#### The records
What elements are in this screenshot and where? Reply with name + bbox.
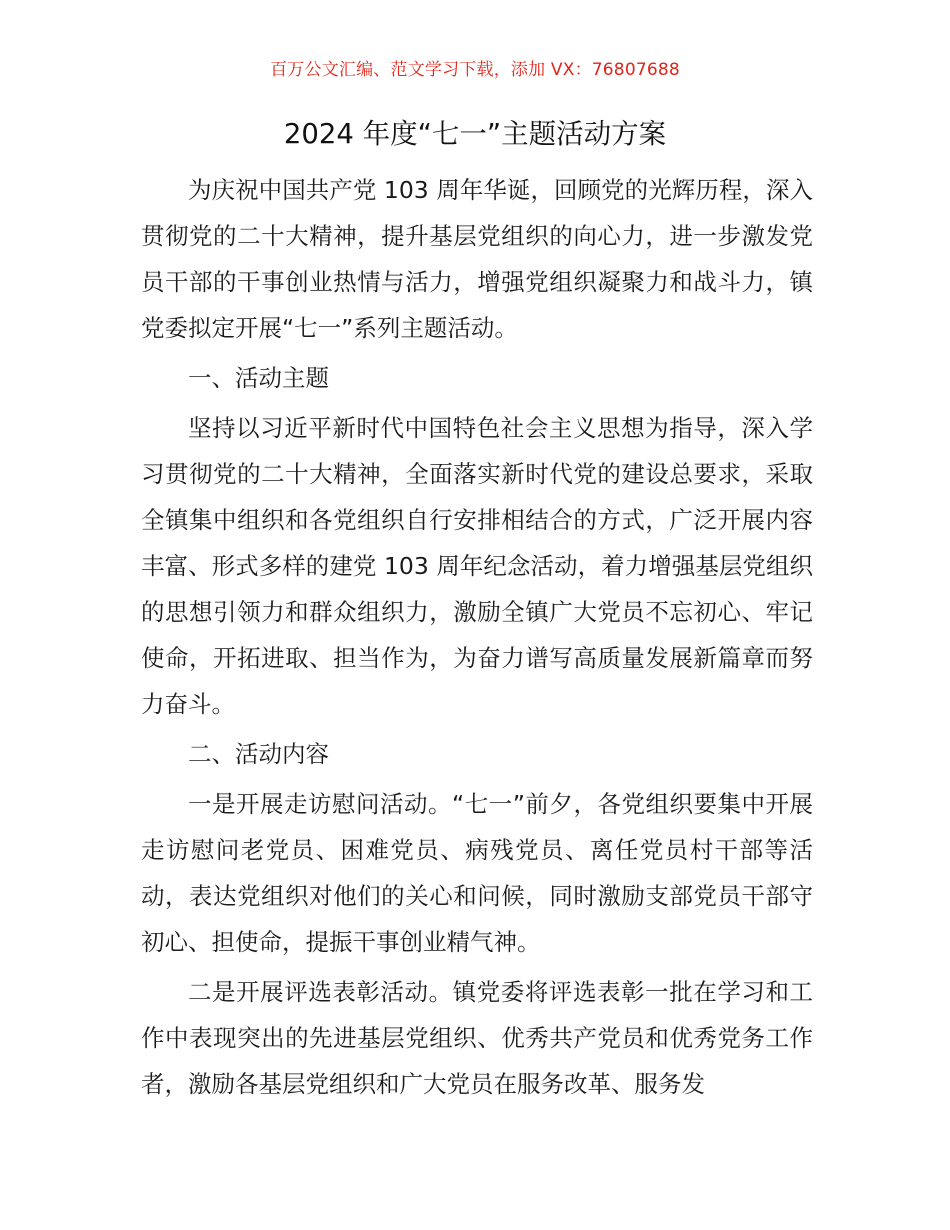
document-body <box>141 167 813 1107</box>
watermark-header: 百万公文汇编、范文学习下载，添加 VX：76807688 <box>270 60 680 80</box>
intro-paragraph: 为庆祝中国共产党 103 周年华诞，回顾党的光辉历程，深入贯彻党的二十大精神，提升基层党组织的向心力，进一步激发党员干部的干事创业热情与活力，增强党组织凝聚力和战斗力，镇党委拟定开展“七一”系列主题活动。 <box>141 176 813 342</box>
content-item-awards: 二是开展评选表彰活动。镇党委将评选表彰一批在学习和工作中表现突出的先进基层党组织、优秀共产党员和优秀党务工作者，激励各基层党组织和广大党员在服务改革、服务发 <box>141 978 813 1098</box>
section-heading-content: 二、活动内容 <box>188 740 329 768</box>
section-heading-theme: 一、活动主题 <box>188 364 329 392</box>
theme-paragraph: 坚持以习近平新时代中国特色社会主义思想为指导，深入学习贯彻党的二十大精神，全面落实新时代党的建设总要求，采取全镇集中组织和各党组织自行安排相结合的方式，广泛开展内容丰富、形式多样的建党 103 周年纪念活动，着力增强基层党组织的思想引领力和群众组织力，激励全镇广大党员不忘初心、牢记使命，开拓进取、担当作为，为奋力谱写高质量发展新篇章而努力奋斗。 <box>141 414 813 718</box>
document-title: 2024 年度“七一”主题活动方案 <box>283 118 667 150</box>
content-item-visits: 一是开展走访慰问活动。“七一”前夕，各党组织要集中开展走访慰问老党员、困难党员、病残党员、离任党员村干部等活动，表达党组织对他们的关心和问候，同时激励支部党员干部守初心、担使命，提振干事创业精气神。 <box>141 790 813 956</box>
########
#### The records
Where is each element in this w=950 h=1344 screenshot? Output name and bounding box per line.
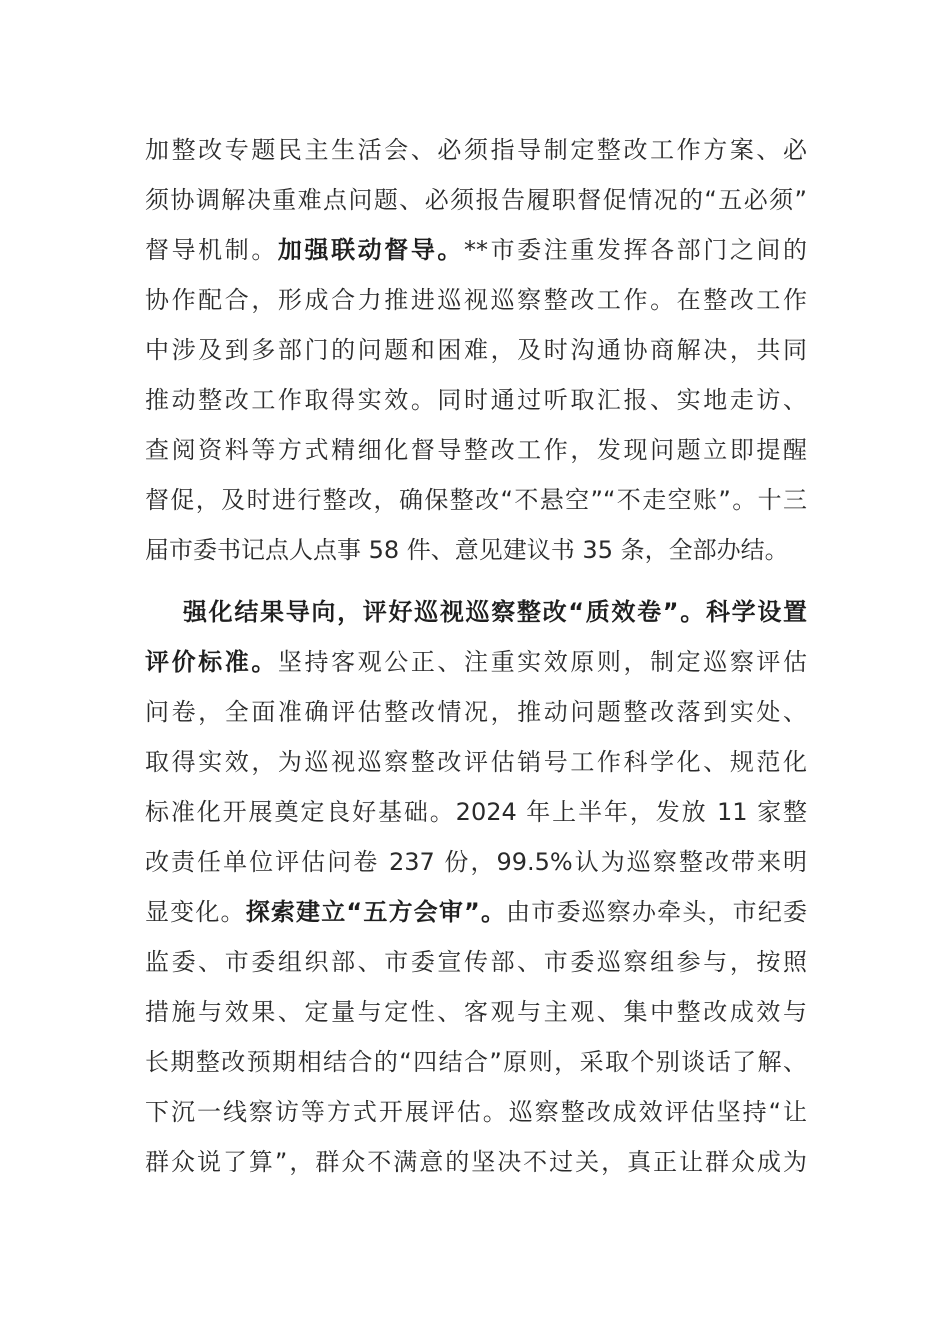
########
Give the entries again from the line containing "What elements are" through the line containing "watermark-header: 百万公文汇编、范文学习下载，添加 VX：76807688", with "bbox" renamed to "bounding box" and everything else unchanged. Leave the pictures out of your answer.

Solution to this task —
What elements are in this screenshot and where? Reply with name + bounding box.
document-body <box>141 167 813 1107</box>
watermark-header: 百万公文汇编、范文学习下载，添加 VX：76807688 <box>270 60 680 80</box>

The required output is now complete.